"Bir millet iki devlet" sözünü rahmetli Haydar Aliyev yıllar önce Türkiye ile Azerbaycan arasındaki ilişkilerdeki dostluğu ve kardeşliği tarif ederken kullanmıştı. Bu günlerde Türkiye ile Ermenistan arasında imzalanan protokoller sonrasında Azerbaycan ile Türkiye arasında yaşanan sorunlar bu deyimi yeniden gündeme getirmiştir. Özellikle Bursa'da oynanan Türkiye-Ermenistan milli maçı sonrasında bazı görevlilerin sorumsuzca Azerbaycan bayrağına karşı yaptığı saygısızlık Ankara ile Bakü arasındaki ilişkileri birden bambaşka bir havaya bürümüştür.

Çıkarılan kayıtlar
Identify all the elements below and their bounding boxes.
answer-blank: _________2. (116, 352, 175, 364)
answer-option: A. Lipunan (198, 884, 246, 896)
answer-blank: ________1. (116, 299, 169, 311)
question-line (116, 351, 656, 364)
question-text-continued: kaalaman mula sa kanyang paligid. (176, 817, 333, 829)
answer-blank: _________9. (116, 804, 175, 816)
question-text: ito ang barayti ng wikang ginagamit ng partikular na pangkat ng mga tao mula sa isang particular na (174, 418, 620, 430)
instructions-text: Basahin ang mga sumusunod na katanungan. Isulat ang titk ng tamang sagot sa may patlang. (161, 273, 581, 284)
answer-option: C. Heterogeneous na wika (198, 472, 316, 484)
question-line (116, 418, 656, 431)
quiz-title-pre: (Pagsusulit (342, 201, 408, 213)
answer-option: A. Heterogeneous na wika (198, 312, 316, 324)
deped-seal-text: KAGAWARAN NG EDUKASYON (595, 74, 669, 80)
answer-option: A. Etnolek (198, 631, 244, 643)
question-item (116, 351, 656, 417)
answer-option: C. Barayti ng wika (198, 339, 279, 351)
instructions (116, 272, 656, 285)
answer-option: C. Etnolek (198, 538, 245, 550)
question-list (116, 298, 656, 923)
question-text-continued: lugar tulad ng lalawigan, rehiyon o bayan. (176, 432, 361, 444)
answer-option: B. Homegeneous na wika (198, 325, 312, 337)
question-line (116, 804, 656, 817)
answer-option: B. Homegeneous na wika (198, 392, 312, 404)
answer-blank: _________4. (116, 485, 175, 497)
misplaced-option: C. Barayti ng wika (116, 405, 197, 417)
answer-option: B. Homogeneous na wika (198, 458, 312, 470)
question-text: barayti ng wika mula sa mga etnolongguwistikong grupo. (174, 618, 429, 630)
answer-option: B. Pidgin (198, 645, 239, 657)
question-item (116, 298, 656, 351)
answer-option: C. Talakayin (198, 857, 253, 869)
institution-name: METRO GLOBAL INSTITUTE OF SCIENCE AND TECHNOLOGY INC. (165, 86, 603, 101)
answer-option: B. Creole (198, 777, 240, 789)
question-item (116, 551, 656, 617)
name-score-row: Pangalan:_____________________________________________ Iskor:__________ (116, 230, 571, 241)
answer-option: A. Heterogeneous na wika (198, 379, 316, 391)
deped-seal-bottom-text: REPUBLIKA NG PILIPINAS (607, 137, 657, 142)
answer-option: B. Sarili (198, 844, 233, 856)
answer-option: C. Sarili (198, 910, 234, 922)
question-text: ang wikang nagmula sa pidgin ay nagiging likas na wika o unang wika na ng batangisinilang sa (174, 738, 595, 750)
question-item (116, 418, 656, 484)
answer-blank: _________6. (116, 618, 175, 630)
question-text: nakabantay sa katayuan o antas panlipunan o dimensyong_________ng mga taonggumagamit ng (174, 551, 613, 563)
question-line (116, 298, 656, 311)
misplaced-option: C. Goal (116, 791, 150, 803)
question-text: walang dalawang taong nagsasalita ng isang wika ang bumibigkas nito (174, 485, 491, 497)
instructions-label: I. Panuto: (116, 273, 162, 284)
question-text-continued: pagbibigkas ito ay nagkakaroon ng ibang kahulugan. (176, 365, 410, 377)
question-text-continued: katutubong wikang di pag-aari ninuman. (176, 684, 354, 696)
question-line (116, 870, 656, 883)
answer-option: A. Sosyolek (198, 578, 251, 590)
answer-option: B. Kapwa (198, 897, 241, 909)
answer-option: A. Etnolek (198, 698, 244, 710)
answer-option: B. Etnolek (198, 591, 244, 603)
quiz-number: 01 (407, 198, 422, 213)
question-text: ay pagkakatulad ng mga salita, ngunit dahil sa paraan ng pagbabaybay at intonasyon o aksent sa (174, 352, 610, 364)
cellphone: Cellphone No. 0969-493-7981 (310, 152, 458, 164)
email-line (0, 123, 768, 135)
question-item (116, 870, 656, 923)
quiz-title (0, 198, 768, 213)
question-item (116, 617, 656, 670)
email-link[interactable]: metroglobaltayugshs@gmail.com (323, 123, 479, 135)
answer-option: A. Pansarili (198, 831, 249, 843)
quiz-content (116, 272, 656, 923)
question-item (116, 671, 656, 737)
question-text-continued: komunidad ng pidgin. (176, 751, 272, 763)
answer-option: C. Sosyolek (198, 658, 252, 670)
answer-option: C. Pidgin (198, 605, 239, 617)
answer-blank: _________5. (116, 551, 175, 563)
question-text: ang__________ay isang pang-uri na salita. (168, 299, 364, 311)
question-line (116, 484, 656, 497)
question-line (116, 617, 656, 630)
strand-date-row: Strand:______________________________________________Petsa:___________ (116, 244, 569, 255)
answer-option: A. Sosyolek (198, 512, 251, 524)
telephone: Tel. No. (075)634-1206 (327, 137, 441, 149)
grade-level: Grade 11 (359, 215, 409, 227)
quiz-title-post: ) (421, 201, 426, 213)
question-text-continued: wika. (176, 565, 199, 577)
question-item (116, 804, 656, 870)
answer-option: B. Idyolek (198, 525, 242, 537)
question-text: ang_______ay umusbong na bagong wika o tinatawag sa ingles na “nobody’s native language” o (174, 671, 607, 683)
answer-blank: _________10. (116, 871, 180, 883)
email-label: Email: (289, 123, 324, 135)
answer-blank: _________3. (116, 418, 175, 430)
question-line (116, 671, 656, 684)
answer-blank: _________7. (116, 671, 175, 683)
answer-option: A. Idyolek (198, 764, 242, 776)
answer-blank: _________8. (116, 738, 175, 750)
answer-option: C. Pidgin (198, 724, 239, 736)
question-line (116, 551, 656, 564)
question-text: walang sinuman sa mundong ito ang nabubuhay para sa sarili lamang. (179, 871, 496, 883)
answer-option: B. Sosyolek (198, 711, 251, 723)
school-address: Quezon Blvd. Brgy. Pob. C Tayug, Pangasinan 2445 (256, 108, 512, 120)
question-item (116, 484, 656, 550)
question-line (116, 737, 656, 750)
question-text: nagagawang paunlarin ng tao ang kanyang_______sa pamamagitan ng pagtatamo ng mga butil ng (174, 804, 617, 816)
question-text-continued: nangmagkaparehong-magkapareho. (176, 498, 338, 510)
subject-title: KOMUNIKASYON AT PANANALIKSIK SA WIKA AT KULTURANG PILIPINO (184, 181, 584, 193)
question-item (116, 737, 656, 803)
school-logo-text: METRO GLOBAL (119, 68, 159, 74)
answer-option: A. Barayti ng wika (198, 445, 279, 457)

Görevler ve alıştırmalar
• 1. Türkiye-Azerbaycan ilişkileri hakkındaki metne göre "Bir millet iki devlet" sözünü kim kullanmıştı?
• 2. Lütfen Türkiye-Azerbaycan ilişkileri hakkındaki metinden alınan şu cümleyi İngilizceye çevirin: "Bu günlerde Türkiye ile Ermenistan arasında imzalanan protokoller sonrasında Azerbaycan ile Türkiye arasında yaşanan sorunlar bu deyimi yeniden gündeme getirmiştir."
• 3. Türkiye-Azerbaycan ilişkileri hakkındaki metni son cümlesinden sonra bir paragrafla sürdürün.
Kayıtlar başka bir kaynaktan alınmıştır.

Görevlerin cevapları
• 1. Haydar Aliyev kullanmıştı.

• 2. These days, the problems that have arisen between Azerbaijan and Turkey after the protocols signed between Turkey and Armenia have brought this expression back onto the agenda.

• 3.
Bugün geldiğimiz noktada Türkiye ile Azerbaycan arasındaki ilişkiler tarihin en kötü günlerini yaşıyor. Bugünkü kriz Mayıs ayında yaşananlardan bile daha kötü durumdadır. İki ülke ilişkilerini bu duruma gelmesinde birçok husus vardır. Ancak bunların en önemlisi bayrak krizidir. Türkiye, Ermenistan ile protokol imzalayabilir ancak Başbakan Recep Tayyip Erdoğan'ın verdiği bir söz var ve bu sözün tutulmayacağına dair ortada net bir tutum yoktur. Bu konuda biraz acele etmemek ve protokollerin meclise gelmesini beklemek gerekir.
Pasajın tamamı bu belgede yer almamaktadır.